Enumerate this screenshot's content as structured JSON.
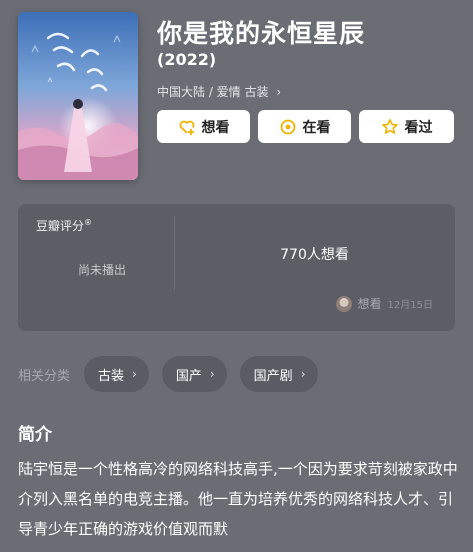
{
  "movie": {
    "title": "你是我的永恒星辰",
    "year": "(2022)",
    "meta": "中国大陆 / 爱情  古装",
    "meta_chevron": "›",
    "poster_alt": "poster"
  },
  "actions": [
    {
      "label": "想看",
      "icon": "heart-plus-icon"
    },
    {
      "label": "在看",
      "icon": "target-icon"
    },
    {
      "label": "看过",
      "icon": "star-icon"
    }
  ],
  "rating": {
    "label": "豆瓣评分",
    "label_mark": "®",
    "status": "尚未播出",
    "wish_count": "770人想看",
    "recent_action": "想看",
    "recent_date": "12月15日"
  },
  "tags": {
    "label": "相关分类",
    "items": [
      "古装",
      "国产",
      "国产剧"
    ],
    "chevron": "›"
  },
  "summary": {
    "title": "简介",
    "text": "陆宇恒是一个性格高冷的网络科技高手,一个因为要求苛刻被家政中介列入黑名单的电竞主播。他一直为培养优秀的网络科技人才、引导青少年正确的游戏价值观而默"
  },
  "colors": {
    "background": "#6a6d74",
    "card": "#5b5e65",
    "button": "#ffffff",
    "accent": "#f0b400"
  }
}
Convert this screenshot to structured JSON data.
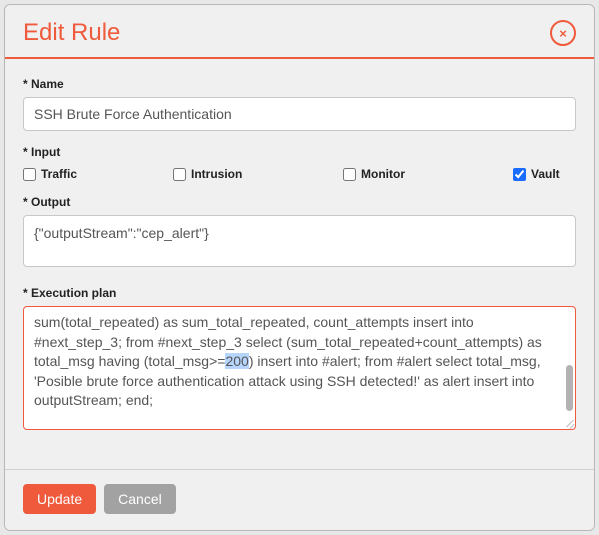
{
  "modal": {
    "title": "Edit Rule",
    "close_label": "×"
  },
  "form": {
    "name": {
      "label": "* Name",
      "value": "SSH Brute Force Authentication"
    },
    "input": {
      "label": "* Input",
      "options": {
        "traffic": {
          "label": "Traffic",
          "checked": false
        },
        "intrusion": {
          "label": "Intrusion",
          "checked": false
        },
        "monitor": {
          "label": "Monitor",
          "checked": false
        },
        "vault": {
          "label": "Vault",
          "checked": true
        }
      }
    },
    "output": {
      "label": "* Output",
      "value": "{\"outputStream\":\"cep_alert\"}"
    },
    "execution_plan": {
      "label": "* Execution plan",
      "highlight_value": "200",
      "line_pre": "sum(total_repeated) as sum_total_repeated, count_attempts insert into #next_step_3; from #next_step_3 select (sum_total_repeated+count_attempts) as total_msg having (total_msg>=",
      "line_post": ") insert into #alert; from #alert select total_msg, 'Posible brute force authentication attack using SSH detected!' as alert insert into outputStream; end;"
    }
  },
  "footer": {
    "update_label": "Update",
    "cancel_label": "Cancel"
  }
}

----------------------------------------

■ **WRITTEN INSTRUCTION**
Copy down every line of the material above that includes the string "outputStream".

■ **TASK RESPONSE**
      "value": "{\"outputStream\":\"cep_alert\"}"
      "line_post": ") insert into #alert; from #alert select total_msg, 'Posible brute force authentication attack using SSH detected!' as alert insert into outputStream; end;"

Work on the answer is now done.